Repeat the records below exactly, leaving out every picture.

### PROVIDED INFORMATION
BEGIN
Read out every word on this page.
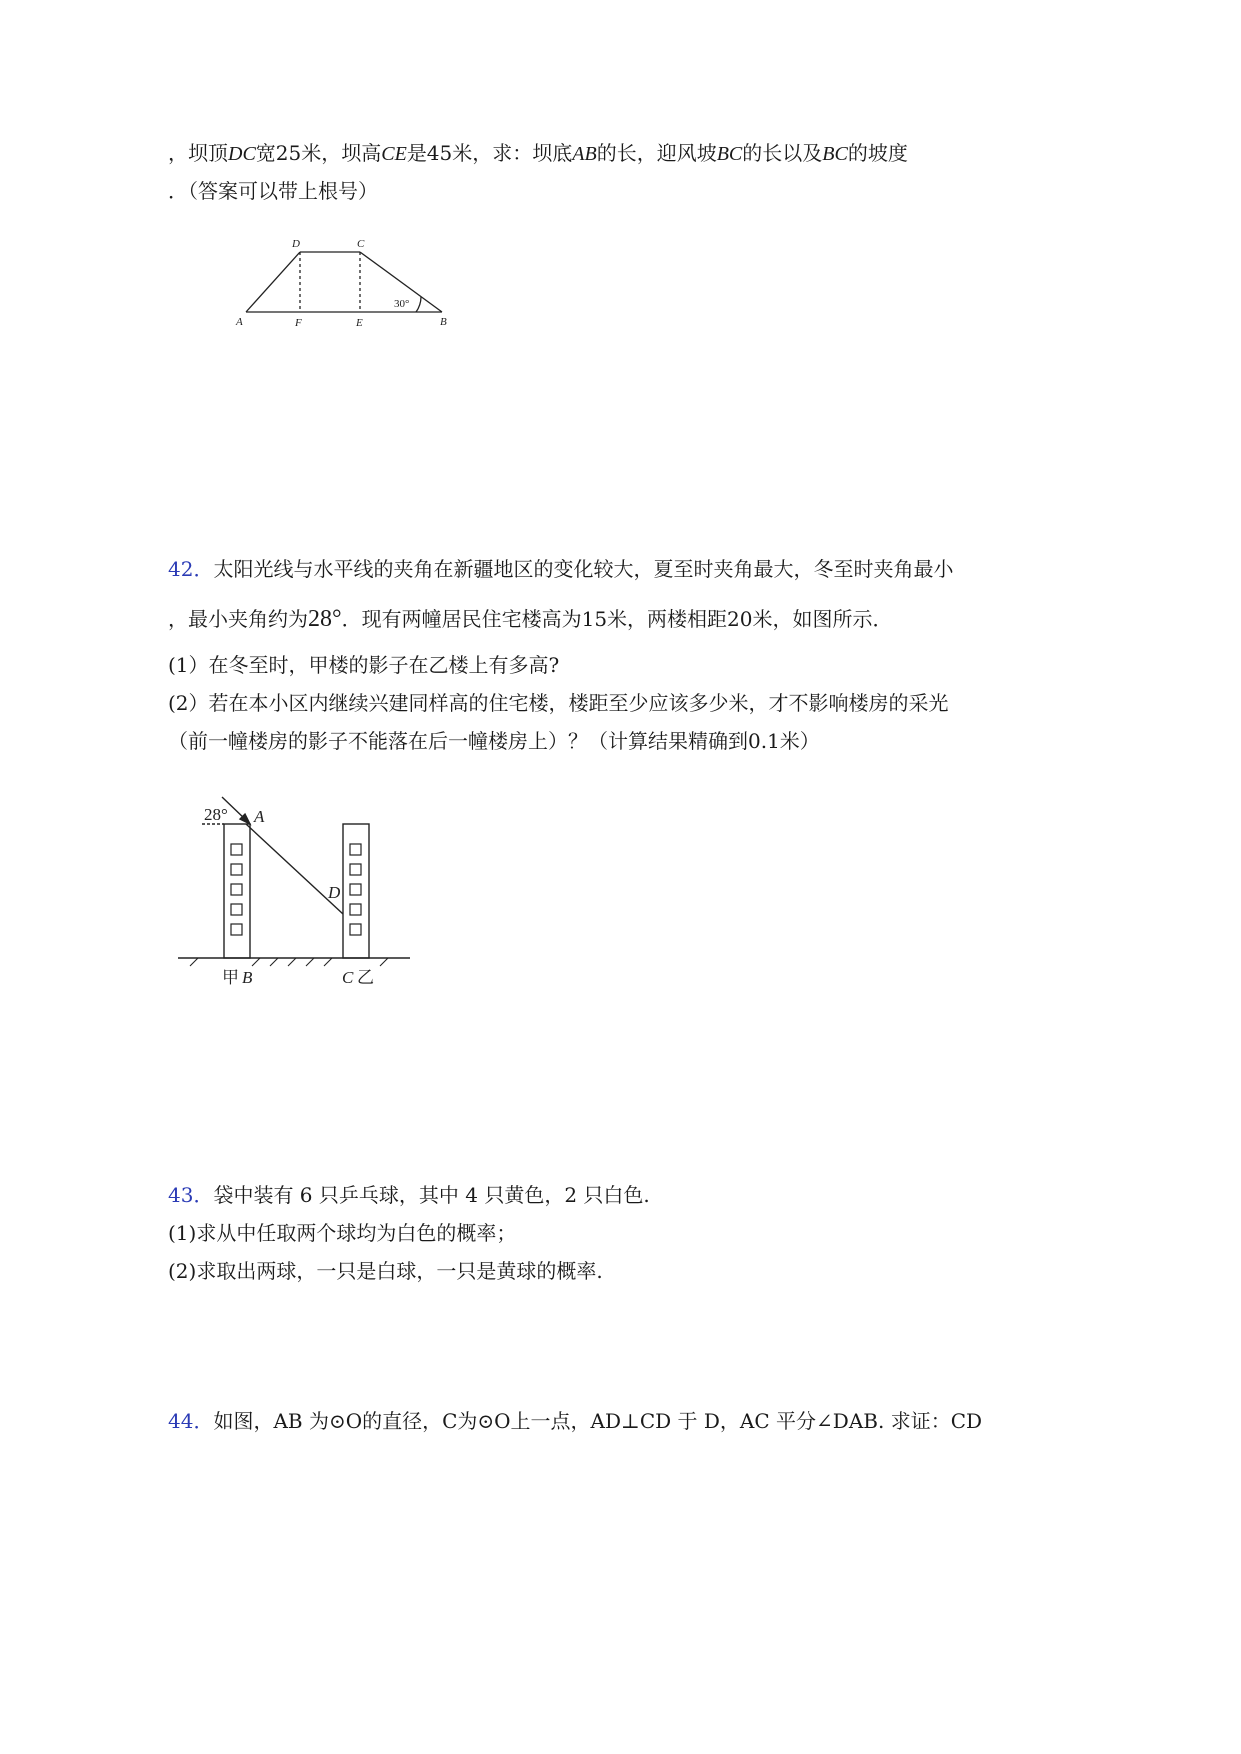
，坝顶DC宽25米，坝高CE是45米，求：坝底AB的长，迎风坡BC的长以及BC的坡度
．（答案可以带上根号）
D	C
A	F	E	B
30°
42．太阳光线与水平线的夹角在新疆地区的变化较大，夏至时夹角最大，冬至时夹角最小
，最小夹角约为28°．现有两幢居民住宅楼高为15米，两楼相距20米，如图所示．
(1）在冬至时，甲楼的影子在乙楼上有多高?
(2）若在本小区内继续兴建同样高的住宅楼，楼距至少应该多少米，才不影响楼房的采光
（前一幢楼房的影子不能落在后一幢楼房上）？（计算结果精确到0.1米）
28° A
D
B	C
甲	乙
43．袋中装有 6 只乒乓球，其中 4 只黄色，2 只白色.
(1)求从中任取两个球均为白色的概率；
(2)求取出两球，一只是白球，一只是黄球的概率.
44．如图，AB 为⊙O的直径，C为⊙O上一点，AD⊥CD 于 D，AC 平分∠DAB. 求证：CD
END
### SOLUTION FOR THIS PROBLEM
Read out every word on this page.
，坝顶DC宽25米，坝高CE是45米，求：坝底AB的长，迎风坡BC的长以及BC的坡度
．（答案可以带上根号）
D	C
A	F	E	B
30°
42．太阳光线与水平线的夹角在新疆地区的变化较大，夏至时夹角最大，冬至时夹角最小
，最小夹角约为28°．现有两幢居民住宅楼高为15米，两楼相距20米，如图所示．
(1）在冬至时，甲楼的影子在乙楼上有多高?
(2）若在本小区内继续兴建同样高的住宅楼，楼距至少应该多少米，才不影响楼房的采光
（前一幢楼房的影子不能落在后一幢楼房上）？（计算结果精确到0.1米）
28° A
D
B	C
甲	乙
43．袋中装有 6 只乒乓球，其中 4 只黄色，2 只白色.
(1)求从中任取两个球均为白色的概率；
(2)求取出两球，一只是白球，一只是黄球的概率.
44．如图，AB 为⊙O的直径，C为⊙O上一点，AD⊥CD 于 D，AC 平分∠DAB. 求证：CD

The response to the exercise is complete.